• WHAT YOU HAVE TO DO: Search the records below for the word "icon" and show every line where it occurs.

==============================

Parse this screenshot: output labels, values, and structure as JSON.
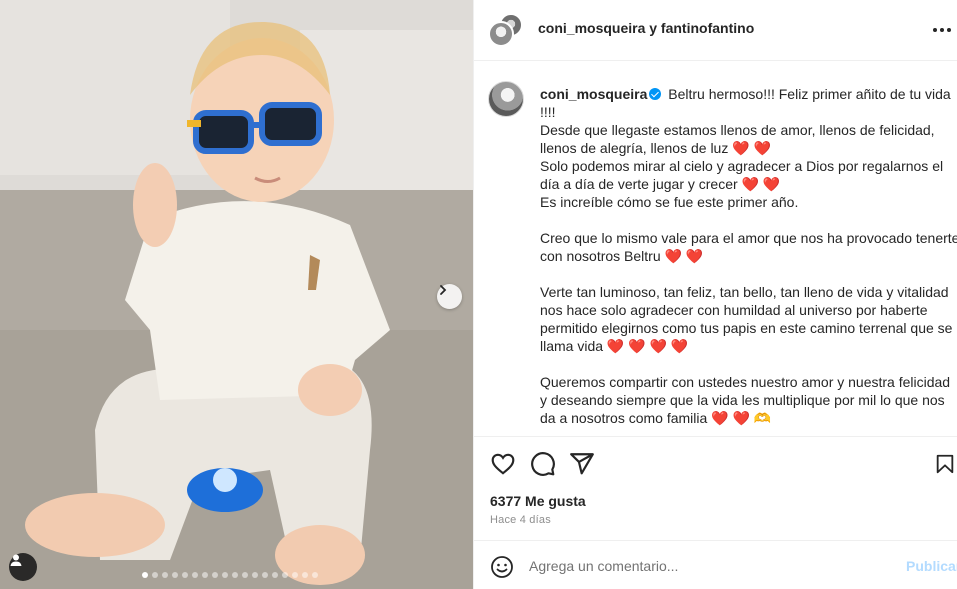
{
  "header": {
    "title": "coni_mosqueira y fantinofantino",
    "more_icon": "more-horizontal-icon"
  },
  "photo": {
    "carousel_dot_count": 18,
    "active_dot_index": 0,
    "next_icon": "chevron-right-icon",
    "tag_icon": "user-tag-icon"
  },
  "caption": {
    "username": "coni_mosqueira",
    "verified": true,
    "text": " Beltru hermoso!!! Feliz primer añito de tu vida !!!!\nDesde que llegaste estamos llenos de amor, llenos de felicidad, llenos de alegría, llenos de luz ❤️ ❤️\nSolo podemos mirar al cielo y agradecer a Dios por regalarnos el día a día de verte jugar y crecer ❤️ ❤️\nEs increíble cómo se fue este primer año.\n\nCreo que lo mismo vale para el amor que nos ha provocado tenerte con nosotros Beltru ❤️ ❤️\n\nVerte tan luminoso, tan feliz, tan bello, tan lleno de vida y vitalidad nos hace solo agradecer con humildad al universo por haberte permitido elegirnos como tus papis en este camino terrenal que se llama vida ❤️ ❤️ ❤️ ❤️\n\nQueremos compartir con ustedes nuestro amor y nuestra felicidad y deseando siempre que la vida les multiplique por mil lo que nos da a nosotros como familia ❤️ ❤️ 🫶"
  },
  "actions": {
    "like_icon": "heart-icon",
    "comment_icon": "comment-icon",
    "share_icon": "share-icon",
    "save_icon": "bookmark-icon",
    "likes_text": "6377 Me gusta",
    "date_text": "Hace 4 días"
  },
  "comment": {
    "emoji_icon": "emoji-icon",
    "placeholder": "Agrega un comentario...",
    "value": "",
    "publish_label": "Publicar",
    "publish_color": "#b3dbff"
  },
  "colors": {
    "verified": "#0095f6",
    "text": "#262626",
    "muted": "#8e8e8e",
    "heart": "#e0245e",
    "glasses_frame": "#2f6fd0"
  }
}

==============================

• TASK SOLUTION:
    "more_icon": "more-horizontal-icon"
    "next_icon": "chevron-right-icon",
    "tag_icon": "user-tag-icon"
    "like_icon": "heart-icon",
    "comment_icon": "comment-icon",
    "share_icon": "share-icon",
    "save_icon": "bookmark-icon",
    "emoji_icon": "emoji-icon",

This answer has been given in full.